## Written task:
Locate the lines where "Areas" occurs and copy them as they stand.

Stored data
● ● ● ● ● ● ●

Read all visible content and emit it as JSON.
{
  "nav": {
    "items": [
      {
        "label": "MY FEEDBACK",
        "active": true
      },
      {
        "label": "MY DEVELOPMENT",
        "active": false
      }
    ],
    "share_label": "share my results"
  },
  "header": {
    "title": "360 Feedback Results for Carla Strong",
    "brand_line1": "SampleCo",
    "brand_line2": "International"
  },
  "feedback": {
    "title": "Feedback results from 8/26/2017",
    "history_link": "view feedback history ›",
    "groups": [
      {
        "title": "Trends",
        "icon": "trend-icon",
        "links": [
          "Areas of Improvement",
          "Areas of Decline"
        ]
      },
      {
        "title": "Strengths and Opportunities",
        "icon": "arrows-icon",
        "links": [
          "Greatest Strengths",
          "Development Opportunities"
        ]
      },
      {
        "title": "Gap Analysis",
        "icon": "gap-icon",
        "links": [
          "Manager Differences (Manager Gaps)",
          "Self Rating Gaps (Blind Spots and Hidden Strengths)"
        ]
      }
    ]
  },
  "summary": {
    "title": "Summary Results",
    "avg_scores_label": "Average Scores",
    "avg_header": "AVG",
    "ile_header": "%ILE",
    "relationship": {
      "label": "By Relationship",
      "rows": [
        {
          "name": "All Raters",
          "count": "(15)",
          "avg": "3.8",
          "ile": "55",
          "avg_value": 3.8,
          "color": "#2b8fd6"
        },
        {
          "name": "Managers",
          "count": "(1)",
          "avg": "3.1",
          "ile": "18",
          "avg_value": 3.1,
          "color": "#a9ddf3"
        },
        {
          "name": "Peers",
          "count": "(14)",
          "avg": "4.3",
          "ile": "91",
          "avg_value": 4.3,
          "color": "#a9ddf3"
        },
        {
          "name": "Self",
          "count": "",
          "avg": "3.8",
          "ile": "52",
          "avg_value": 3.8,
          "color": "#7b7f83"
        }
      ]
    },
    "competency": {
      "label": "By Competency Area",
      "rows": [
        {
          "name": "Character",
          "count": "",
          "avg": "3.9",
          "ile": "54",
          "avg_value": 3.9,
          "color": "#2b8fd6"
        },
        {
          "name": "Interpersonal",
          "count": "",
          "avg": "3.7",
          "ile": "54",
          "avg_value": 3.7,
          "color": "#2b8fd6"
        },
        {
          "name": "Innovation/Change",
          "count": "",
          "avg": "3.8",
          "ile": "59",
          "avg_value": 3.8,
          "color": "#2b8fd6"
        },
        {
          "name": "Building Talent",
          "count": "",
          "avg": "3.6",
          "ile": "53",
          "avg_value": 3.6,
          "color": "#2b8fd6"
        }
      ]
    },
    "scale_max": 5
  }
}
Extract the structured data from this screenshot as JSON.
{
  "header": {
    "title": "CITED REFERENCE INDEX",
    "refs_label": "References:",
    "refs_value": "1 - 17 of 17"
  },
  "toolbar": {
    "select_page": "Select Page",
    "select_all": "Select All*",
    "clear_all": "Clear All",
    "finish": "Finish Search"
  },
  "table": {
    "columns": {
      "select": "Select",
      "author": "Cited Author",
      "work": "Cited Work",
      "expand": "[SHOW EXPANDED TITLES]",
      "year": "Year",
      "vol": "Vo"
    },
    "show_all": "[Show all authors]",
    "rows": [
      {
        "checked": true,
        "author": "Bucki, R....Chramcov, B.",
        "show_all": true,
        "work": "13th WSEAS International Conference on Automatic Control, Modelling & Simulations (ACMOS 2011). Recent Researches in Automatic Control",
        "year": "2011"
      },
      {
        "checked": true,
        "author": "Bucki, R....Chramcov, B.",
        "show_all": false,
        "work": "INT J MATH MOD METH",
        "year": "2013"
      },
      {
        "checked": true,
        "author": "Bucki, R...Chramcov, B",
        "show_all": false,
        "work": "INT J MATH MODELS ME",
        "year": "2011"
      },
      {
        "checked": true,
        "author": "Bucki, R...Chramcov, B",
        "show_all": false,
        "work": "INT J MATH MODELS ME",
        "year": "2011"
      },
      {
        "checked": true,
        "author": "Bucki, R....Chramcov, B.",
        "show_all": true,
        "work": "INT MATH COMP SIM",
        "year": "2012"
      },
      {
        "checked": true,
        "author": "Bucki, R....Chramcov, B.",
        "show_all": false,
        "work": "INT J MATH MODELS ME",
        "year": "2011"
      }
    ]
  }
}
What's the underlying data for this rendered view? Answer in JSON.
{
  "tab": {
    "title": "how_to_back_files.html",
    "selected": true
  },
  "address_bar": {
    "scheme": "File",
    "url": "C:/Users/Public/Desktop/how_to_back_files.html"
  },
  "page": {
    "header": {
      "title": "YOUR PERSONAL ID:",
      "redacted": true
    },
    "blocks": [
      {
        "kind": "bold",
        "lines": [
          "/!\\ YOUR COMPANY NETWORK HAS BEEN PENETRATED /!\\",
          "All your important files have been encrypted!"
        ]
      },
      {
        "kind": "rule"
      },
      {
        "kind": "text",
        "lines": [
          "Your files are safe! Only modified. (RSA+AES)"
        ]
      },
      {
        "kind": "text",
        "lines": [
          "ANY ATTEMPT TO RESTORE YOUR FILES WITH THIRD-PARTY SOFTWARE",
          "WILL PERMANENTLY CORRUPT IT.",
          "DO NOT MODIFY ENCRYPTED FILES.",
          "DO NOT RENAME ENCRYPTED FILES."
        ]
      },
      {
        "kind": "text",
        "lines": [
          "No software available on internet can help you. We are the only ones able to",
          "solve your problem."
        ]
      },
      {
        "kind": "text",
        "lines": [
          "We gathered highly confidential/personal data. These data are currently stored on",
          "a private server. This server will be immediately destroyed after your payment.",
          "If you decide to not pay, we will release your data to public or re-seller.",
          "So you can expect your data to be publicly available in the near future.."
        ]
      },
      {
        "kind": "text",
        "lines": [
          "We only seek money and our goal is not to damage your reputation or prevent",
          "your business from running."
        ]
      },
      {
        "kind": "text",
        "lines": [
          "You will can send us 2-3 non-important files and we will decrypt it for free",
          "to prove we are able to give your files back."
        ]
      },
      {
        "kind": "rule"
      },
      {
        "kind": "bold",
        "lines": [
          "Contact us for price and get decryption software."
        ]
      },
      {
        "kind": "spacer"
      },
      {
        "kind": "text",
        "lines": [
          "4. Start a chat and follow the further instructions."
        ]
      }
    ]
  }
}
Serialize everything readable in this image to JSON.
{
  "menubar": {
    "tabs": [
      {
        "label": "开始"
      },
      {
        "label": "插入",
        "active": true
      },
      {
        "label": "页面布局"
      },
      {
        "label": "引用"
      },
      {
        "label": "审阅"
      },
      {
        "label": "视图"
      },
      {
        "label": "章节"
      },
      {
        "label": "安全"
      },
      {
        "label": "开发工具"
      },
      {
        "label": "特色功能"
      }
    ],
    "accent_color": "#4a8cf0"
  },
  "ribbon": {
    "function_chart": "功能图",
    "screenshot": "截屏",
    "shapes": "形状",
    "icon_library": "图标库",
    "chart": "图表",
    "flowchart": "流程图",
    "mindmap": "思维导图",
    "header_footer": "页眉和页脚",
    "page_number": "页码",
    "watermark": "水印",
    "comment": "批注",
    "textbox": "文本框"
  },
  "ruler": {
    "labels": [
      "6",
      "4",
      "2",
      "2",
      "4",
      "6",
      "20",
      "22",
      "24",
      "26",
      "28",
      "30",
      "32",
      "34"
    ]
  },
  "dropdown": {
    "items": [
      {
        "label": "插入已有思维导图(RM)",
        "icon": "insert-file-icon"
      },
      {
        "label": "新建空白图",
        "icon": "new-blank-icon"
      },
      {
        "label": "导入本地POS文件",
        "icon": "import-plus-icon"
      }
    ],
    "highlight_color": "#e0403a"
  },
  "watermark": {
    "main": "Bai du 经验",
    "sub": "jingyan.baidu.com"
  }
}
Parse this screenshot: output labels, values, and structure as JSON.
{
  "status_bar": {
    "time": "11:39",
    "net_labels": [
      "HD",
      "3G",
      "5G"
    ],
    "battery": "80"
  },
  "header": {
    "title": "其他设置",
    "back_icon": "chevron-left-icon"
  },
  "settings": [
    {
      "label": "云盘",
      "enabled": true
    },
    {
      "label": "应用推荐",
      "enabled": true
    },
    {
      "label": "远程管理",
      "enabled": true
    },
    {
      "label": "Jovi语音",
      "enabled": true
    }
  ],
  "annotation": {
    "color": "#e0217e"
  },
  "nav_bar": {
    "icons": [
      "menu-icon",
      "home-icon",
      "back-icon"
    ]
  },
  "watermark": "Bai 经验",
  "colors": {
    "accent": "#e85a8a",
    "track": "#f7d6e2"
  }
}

● ● ● ● ● ● ●

## Output of the task:
          "Areas of Improvement",
          "Areas of Decline"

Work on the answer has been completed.